-- START OF Stored data --

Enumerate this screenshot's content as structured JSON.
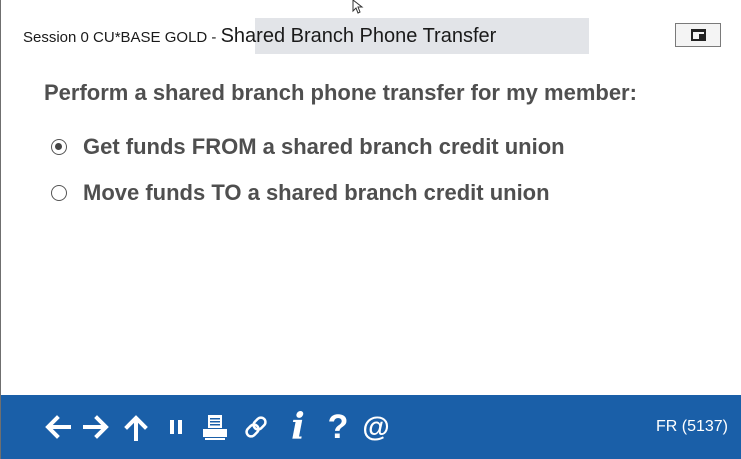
{
  "window": {
    "title_prefix": "Session 0 CU*BASE GOLD - ",
    "title_main": "Shared Branch Phone Transfer"
  },
  "content": {
    "prompt": "Perform a shared branch phone transfer for my member:",
    "options": [
      {
        "label": "Get funds FROM a shared branch credit union",
        "selected": true
      },
      {
        "label": "Move funds TO a shared branch credit union",
        "selected": false
      }
    ]
  },
  "toolbar": {
    "icons": [
      "back-arrow-icon",
      "forward-arrow-icon",
      "up-arrow-icon",
      "pause-icon",
      "printer-icon",
      "link-icon",
      "info-icon",
      "help-icon",
      "at-icon"
    ],
    "info_glyph": "i",
    "help_glyph": "?",
    "at_glyph": "@",
    "status_code": "FR (5137)",
    "background_color": "#1a5fa8"
  }
}
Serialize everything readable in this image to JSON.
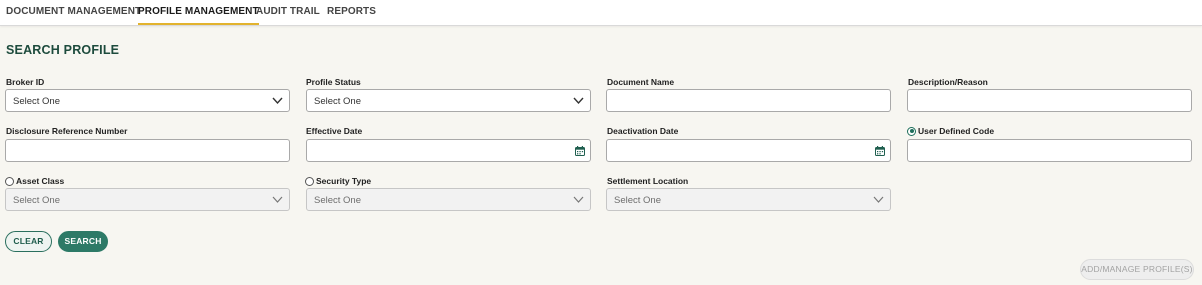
{
  "nav": {
    "tabs": [
      {
        "label": "DOCUMENT MANAGEMENT",
        "active": false
      },
      {
        "label": "PROFILE MANAGEMENT",
        "active": true
      },
      {
        "label": "AUDIT TRAIL",
        "active": false
      },
      {
        "label": "REPORTS",
        "active": false
      }
    ]
  },
  "page": {
    "title": "SEARCH PROFILE"
  },
  "form": {
    "broker_id": {
      "label": "Broker ID",
      "value": "Select One"
    },
    "profile_status": {
      "label": "Profile Status",
      "value": "Select One"
    },
    "document_name": {
      "label": "Document Name",
      "value": ""
    },
    "description_reason": {
      "label": "Description/Reason",
      "value": ""
    },
    "disclosure_reference_number": {
      "label": "Disclosure Reference Number",
      "value": ""
    },
    "effective_date": {
      "label": "Effective Date",
      "value": ""
    },
    "deactivation_date": {
      "label": "Deactivation Date",
      "value": ""
    },
    "user_defined_code": {
      "label": "User Defined Code",
      "value": "",
      "radio_selected": true
    },
    "asset_class": {
      "label": "Asset Class",
      "value": "Select One",
      "radio_selected": false,
      "disabled": true
    },
    "security_type": {
      "label": "Security Type",
      "value": "Select One",
      "radio_selected": false,
      "disabled": true
    },
    "settlement_location": {
      "label": "Settlement Location",
      "value": "Select One",
      "disabled": true
    }
  },
  "buttons": {
    "clear": "CLEAR",
    "search": "SEARCH",
    "add_manage": "ADD/MANAGE PROFILE(S)"
  },
  "icons": {
    "dropdown": "chevron-down-icon",
    "date": "calendar-icon"
  },
  "colors": {
    "accent": "#2d7a67",
    "title": "#1d4b3d",
    "active_tab_underline": "#e2b32e",
    "background": "#f7f6f1"
  }
}
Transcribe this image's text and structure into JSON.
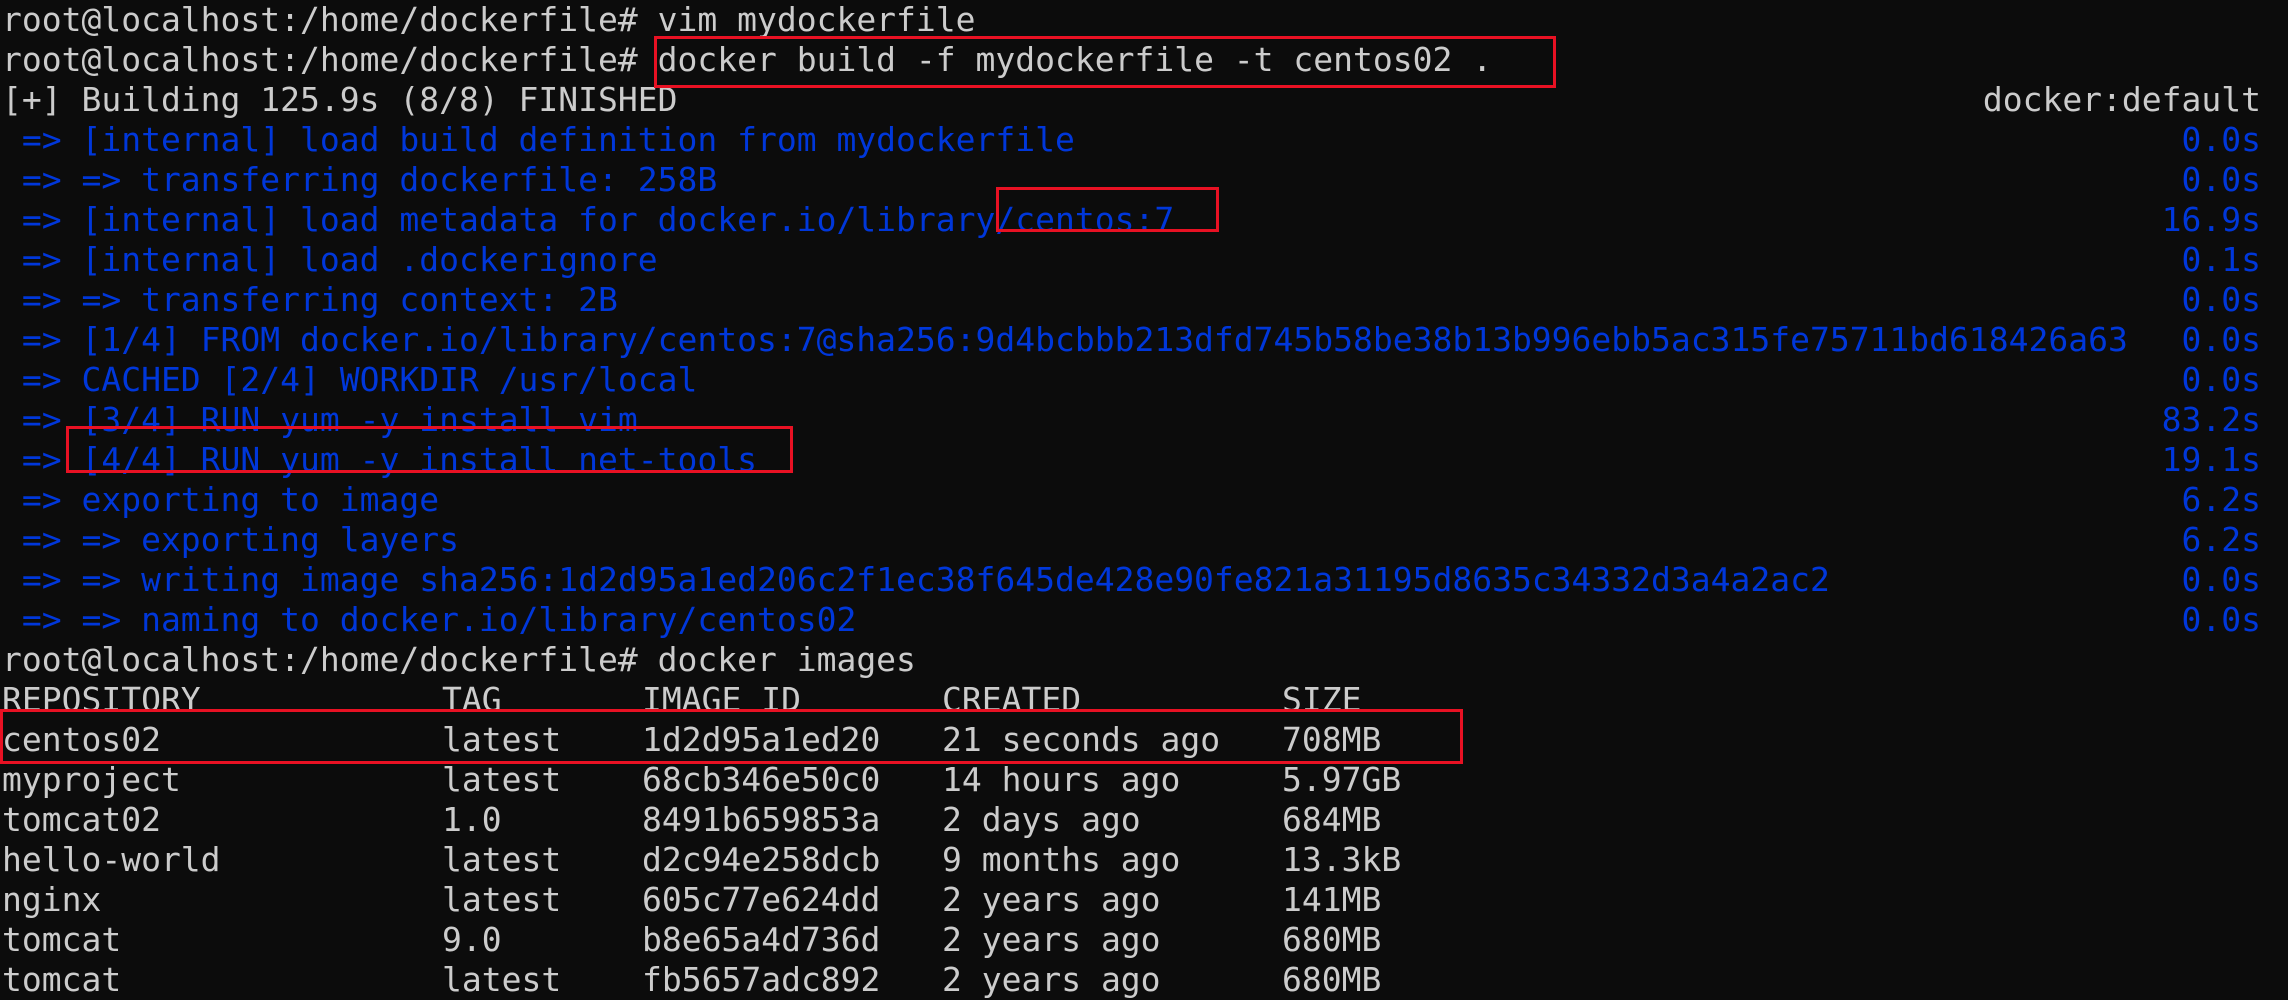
{
  "prompt": "root@localhost:/home/dockerfile#",
  "commands": {
    "vim": "vim mydockerfile",
    "build": "docker build -f mydockerfile -t centos02 .",
    "images": "docker images"
  },
  "build": {
    "status": "[+] Building 125.9s (8/8) FINISHED",
    "context": "docker:default",
    "steps": [
      {
        "text": " => [internal] load build definition from mydockerfile",
        "time": "0.0s"
      },
      {
        "text": " => => transferring dockerfile: 258B",
        "time": "0.0s"
      },
      {
        "text": " => [internal] load metadata for docker.io/library/centos:7",
        "time": "16.9s"
      },
      {
        "text": " => [internal] load .dockerignore",
        "time": "0.1s"
      },
      {
        "text": " => => transferring context: 2B",
        "time": "0.0s"
      },
      {
        "text": " => [1/4] FROM docker.io/library/centos:7@sha256:9d4bcbbb213dfd745b58be38b13b996ebb5ac315fe75711bd618426a63",
        "time": "0.0s"
      },
      {
        "text": " => CACHED [2/4] WORKDIR /usr/local",
        "time": "0.0s"
      },
      {
        "text": " => [3/4] RUN yum -y install vim",
        "time": "83.2s"
      },
      {
        "text": " => [4/4] RUN yum -y install net-tools",
        "time": "19.1s"
      },
      {
        "text": " => exporting to image",
        "time": "6.2s"
      },
      {
        "text": " => => exporting layers",
        "time": "6.2s"
      },
      {
        "text": " => => writing image sha256:1d2d95a1ed206c2f1ec38f645de428e90fe821a31195d8635c34332d3a4a2ac2",
        "time": "0.0s"
      },
      {
        "text": " => => naming to docker.io/library/centos02",
        "time": "0.0s"
      }
    ]
  },
  "images_table": {
    "headers": [
      "REPOSITORY",
      "TAG",
      "IMAGE ID",
      "CREATED",
      "SIZE"
    ],
    "rows": [
      [
        "centos02",
        "latest",
        "1d2d95a1ed20",
        "21 seconds ago",
        "708MB"
      ],
      [
        "myproject",
        "latest",
        "68cb346e50c0",
        "14 hours ago",
        "5.97GB"
      ],
      [
        "tomcat02",
        "1.0",
        "8491b659853a",
        "2 days ago",
        "684MB"
      ],
      [
        "hello-world",
        "latest",
        "d2c94e258dcb",
        "9 months ago",
        "13.3kB"
      ],
      [
        "nginx",
        "latest",
        "605c77e624dd",
        "2 years ago",
        "141MB"
      ],
      [
        "tomcat",
        "9.0",
        "b8e65a4d736d",
        "2 years ago",
        "680MB"
      ],
      [
        "tomcat",
        "latest",
        "fb5657adc892",
        "2 years ago",
        "680MB"
      ]
    ]
  },
  "colors": {
    "background": "#0c0c0c",
    "foreground": "#cccccc",
    "build_step": "#0037da",
    "highlight_box": "#e81123"
  }
}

-- END OF Stored data --

What is asked
Transcribe all the lines above exactly, apart from the pictures.

Result of this task
Enumerate this screenshot's content as structured JSON.
{
  "window": {
    "title_prefix": "Session 0 CU*BASE GOLD - ",
    "title_main": "Shared Branch Phone Transfer"
  },
  "content": {
    "prompt": "Perform a shared branch phone transfer for my member:",
    "options": [
      {
        "label": "Get funds FROM a shared branch credit union",
        "selected": true
      },
      {
        "label": "Move funds TO a shared branch credit union",
        "selected": false
      }
    ]
  },
  "toolbar": {
    "icons": [
      "back-arrow-icon",
      "forward-arrow-icon",
      "up-arrow-icon",
      "pause-icon",
      "printer-icon",
      "link-icon",
      "info-icon",
      "help-icon",
      "at-icon"
    ],
    "info_glyph": "i",
    "help_glyph": "?",
    "at_glyph": "@",
    "status_code": "FR (5137)",
    "background_color": "#1a5fa8"
  }
}
Serialize everything readable in this image to JSON.
{
  "nav": {
    "tabs": [
      {
        "label": "DOCUMENT MANAGEMENT",
        "active": false
      },
      {
        "label": "PROFILE MANAGEMENT",
        "active": true
      },
      {
        "label": "AUDIT TRAIL",
        "active": false
      },
      {
        "label": "REPORTS",
        "active": false
      }
    ]
  },
  "page": {
    "title": "SEARCH PROFILE"
  },
  "form": {
    "broker_id": {
      "label": "Broker ID",
      "value": "Select One"
    },
    "profile_status": {
      "label": "Profile Status",
      "value": "Select One"
    },
    "document_name": {
      "label": "Document Name",
      "value": ""
    },
    "description_reason": {
      "label": "Description/Reason",
      "value": ""
    },
    "disclosure_reference_number": {
      "label": "Disclosure Reference Number",
      "value": ""
    },
    "effective_date": {
      "label": "Effective Date",
      "value": ""
    },
    "deactivation_date": {
      "label": "Deactivation Date",
      "value": ""
    },
    "user_defined_code": {
      "label": "User Defined Code",
      "value": "",
      "radio_selected": true
    },
    "asset_class": {
      "label": "Asset Class",
      "value": "Select One",
      "radio_selected": false,
      "disabled": true
    },
    "security_type": {
      "label": "Security Type",
      "value": "Select One",
      "radio_selected": false,
      "disabled": true
    },
    "settlement_location": {
      "label": "Settlement Location",
      "value": "Select One",
      "disabled": true
    }
  },
  "buttons": {
    "clear": "CLEAR",
    "search": "SEARCH",
    "add_manage": "ADD/MANAGE PROFILE(S)"
  },
  "icons": {
    "dropdown": "chevron-down-icon",
    "date": "calendar-icon"
  },
  "colors": {
    "accent": "#2d7a67",
    "title": "#1d4b3d",
    "active_tab_underline": "#e2b32e",
    "background": "#f7f6f1"
  }
}
Transcribe this image's text and structure into JSON.
{
  "prompt": "root@localhost:/home/dockerfile#",
  "commands": {
    "vim": "vim mydockerfile",
    "build": "docker build -f mydockerfile -t centos02 .",
    "images": "docker images"
  },
  "build": {
    "status": "[+] Building 125.9s (8/8) FINISHED",
    "context": "docker:default",
    "steps": [
      {
        "text": " => [internal] load build definition from mydockerfile",
        "time": "0.0s"
      },
      {
        "text": " => => transferring dockerfile: 258B",
        "time": "0.0s"
      },
      {
        "text": " => [internal] load metadata for docker.io/library/centos:7",
        "time": "16.9s"
      },
      {
        "text": " => [internal] load .dockerignore",
        "time": "0.1s"
      },
      {
        "text": " => => transferring context: 2B",
        "time": "0.0s"
      },
      {
        "text": " => [1/4] FROM docker.io/library/centos:7@sha256:9d4bcbbb213dfd745b58be38b13b996ebb5ac315fe75711bd618426a63",
        "time": "0.0s"
      },
      {
        "text": " => CACHED [2/4] WORKDIR /usr/local",
        "time": "0.0s"
      },
      {
        "text": " => [3/4] RUN yum -y install vim",
        "time": "83.2s"
      },
      {
        "text": " => [4/4] RUN yum -y install net-tools",
        "time": "19.1s"
      },
      {
        "text": " => exporting to image",
        "time": "6.2s"
      },
      {
        "text": " => => exporting layers",
        "time": "6.2s"
      },
      {
        "text": " => => writing image sha256:1d2d95a1ed206c2f1ec38f645de428e90fe821a31195d8635c34332d3a4a2ac2",
        "time": "0.0s"
      },
      {
        "text": " => => naming to docker.io/library/centos02",
        "time": "0.0s"
      }
    ]
  },
  "images_table": {
    "headers": [
      "REPOSITORY",
      "TAG",
      "IMAGE ID",
      "CREATED",
      "SIZE"
    ],
    "rows": [
      [
        "centos02",
        "latest",
        "1d2d95a1ed20",
        "21 seconds ago",
        "708MB"
      ],
      [
        "myproject",
        "latest",
        "68cb346e50c0",
        "14 hours ago",
        "5.97GB"
      ],
      [
        "tomcat02",
        "1.0",
        "8491b659853a",
        "2 days ago",
        "684MB"
      ],
      [
        "hello-world",
        "latest",
        "d2c94e258dcb",
        "9 months ago",
        "13.3kB"
      ],
      [
        "nginx",
        "latest",
        "605c77e624dd",
        "2 years ago",
        "141MB"
      ],
      [
        "tomcat",
        "9.0",
        "b8e65a4d736d",
        "2 years ago",
        "680MB"
      ],
      [
        "tomcat",
        "latest",
        "fb5657adc892",
        "2 years ago",
        "680MB"
      ]
    ]
  },
  "colors": {
    "background": "#0c0c0c",
    "foreground": "#cccccc",
    "build_step": "#0037da",
    "highlight_box": "#e81123"
  }
}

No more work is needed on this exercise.